(Stated task) Select all lines holding the word "pivot" from the entries that follow.

━━━━━━━━━━━━━━━━━━━━

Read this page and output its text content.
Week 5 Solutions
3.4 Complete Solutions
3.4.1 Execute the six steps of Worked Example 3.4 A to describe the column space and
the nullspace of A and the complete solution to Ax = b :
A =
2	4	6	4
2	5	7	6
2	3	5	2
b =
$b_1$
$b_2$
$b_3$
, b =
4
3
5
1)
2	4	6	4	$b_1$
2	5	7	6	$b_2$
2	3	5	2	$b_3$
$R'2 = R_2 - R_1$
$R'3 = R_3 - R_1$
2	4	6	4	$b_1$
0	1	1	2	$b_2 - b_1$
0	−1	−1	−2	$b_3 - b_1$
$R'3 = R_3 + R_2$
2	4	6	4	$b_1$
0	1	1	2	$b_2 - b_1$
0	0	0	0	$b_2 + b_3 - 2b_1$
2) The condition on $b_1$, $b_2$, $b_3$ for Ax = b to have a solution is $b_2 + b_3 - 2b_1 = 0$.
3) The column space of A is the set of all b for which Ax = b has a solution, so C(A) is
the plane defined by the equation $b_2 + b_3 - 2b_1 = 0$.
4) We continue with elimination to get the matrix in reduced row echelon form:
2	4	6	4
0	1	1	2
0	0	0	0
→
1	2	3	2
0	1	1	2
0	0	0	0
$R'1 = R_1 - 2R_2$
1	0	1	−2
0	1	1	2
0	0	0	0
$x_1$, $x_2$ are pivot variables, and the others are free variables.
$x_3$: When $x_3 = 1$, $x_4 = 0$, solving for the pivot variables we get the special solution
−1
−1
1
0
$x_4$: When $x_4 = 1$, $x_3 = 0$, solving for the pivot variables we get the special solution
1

━━━━━━━━━━━━━━━━━━━━

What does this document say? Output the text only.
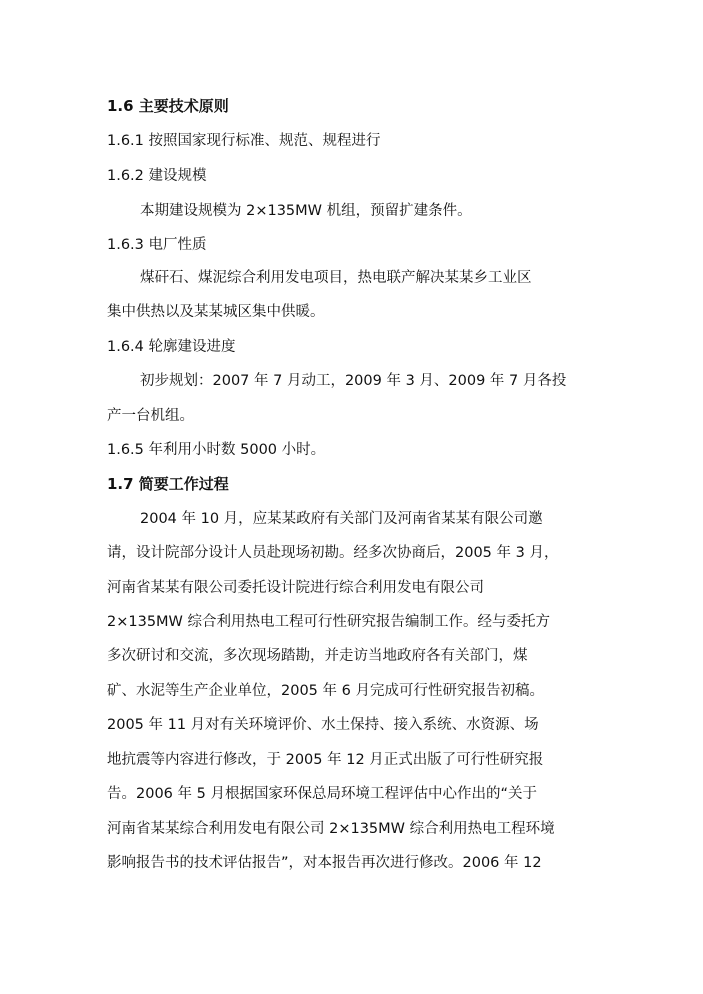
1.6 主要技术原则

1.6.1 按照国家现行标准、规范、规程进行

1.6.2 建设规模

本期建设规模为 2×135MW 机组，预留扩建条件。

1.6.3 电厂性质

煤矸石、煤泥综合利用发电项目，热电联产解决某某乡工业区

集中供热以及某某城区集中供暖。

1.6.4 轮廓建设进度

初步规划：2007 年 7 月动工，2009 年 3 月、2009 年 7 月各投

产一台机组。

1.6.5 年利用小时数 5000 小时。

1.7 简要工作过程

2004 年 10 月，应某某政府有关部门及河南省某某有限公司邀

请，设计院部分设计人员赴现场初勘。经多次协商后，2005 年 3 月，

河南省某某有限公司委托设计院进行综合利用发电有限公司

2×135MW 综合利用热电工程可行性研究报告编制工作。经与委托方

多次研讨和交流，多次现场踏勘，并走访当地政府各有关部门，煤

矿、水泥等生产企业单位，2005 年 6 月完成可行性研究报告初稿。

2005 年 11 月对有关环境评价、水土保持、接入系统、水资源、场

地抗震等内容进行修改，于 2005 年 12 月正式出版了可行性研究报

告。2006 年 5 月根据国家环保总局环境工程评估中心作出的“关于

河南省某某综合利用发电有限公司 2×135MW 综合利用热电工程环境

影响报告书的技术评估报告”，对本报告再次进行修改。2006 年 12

━━━━━━━━━━━━━━━━━━━━

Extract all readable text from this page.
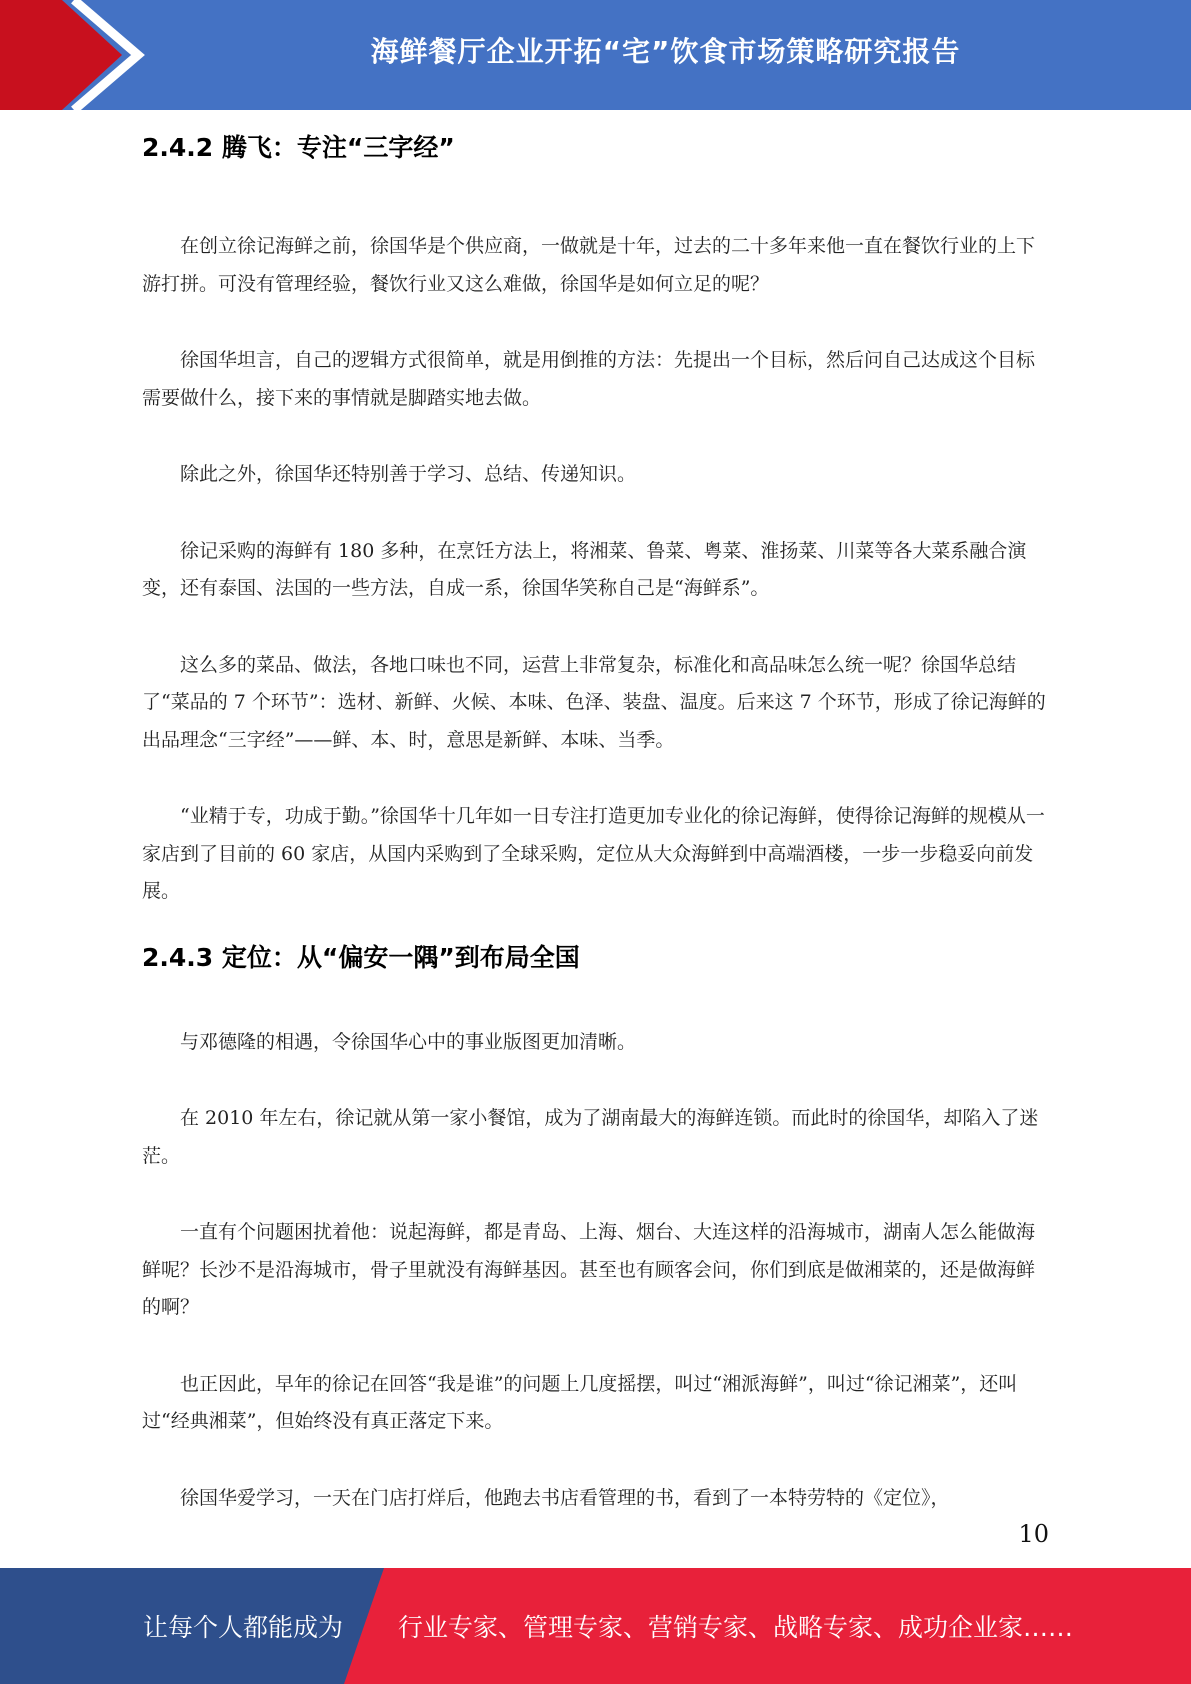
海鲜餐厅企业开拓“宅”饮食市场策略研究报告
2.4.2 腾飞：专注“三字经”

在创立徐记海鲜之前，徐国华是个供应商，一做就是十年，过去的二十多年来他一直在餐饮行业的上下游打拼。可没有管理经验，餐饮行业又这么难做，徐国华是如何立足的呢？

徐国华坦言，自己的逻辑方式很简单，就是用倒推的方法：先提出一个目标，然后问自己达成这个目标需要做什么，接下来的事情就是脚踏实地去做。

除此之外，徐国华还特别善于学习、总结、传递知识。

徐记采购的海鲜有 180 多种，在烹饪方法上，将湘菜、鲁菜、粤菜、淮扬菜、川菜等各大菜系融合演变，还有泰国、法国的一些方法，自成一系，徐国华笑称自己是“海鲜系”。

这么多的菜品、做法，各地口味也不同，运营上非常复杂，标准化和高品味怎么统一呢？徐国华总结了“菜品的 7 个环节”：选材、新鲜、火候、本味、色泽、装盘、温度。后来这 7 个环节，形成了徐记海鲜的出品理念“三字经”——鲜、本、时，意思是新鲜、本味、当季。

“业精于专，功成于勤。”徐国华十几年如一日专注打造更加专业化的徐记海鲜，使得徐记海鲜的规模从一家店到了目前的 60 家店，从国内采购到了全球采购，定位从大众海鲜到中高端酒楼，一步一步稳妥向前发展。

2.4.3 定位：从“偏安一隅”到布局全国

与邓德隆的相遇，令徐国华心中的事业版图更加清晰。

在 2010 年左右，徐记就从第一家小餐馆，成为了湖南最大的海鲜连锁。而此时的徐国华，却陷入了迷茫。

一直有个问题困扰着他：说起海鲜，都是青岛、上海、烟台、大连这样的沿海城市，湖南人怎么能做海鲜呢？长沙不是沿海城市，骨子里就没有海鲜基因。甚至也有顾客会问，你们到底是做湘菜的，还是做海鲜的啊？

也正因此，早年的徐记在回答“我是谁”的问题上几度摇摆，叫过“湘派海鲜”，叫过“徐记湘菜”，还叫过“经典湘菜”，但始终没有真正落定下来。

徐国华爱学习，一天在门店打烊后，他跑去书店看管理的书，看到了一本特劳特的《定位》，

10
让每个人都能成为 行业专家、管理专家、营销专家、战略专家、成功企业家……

━━━━━━━━━━━━━━━━━━━━

(Complete response)
$x_1$, $x_2$ are pivot variables, and the others are free variables.
$x_3$: When $x_3 = 1$, $x_4 = 0$, solving for the pivot variables we get the special solution
$x_4$: When $x_4 = 1$, $x_3 = 0$, solving for the pivot variables we get the special solution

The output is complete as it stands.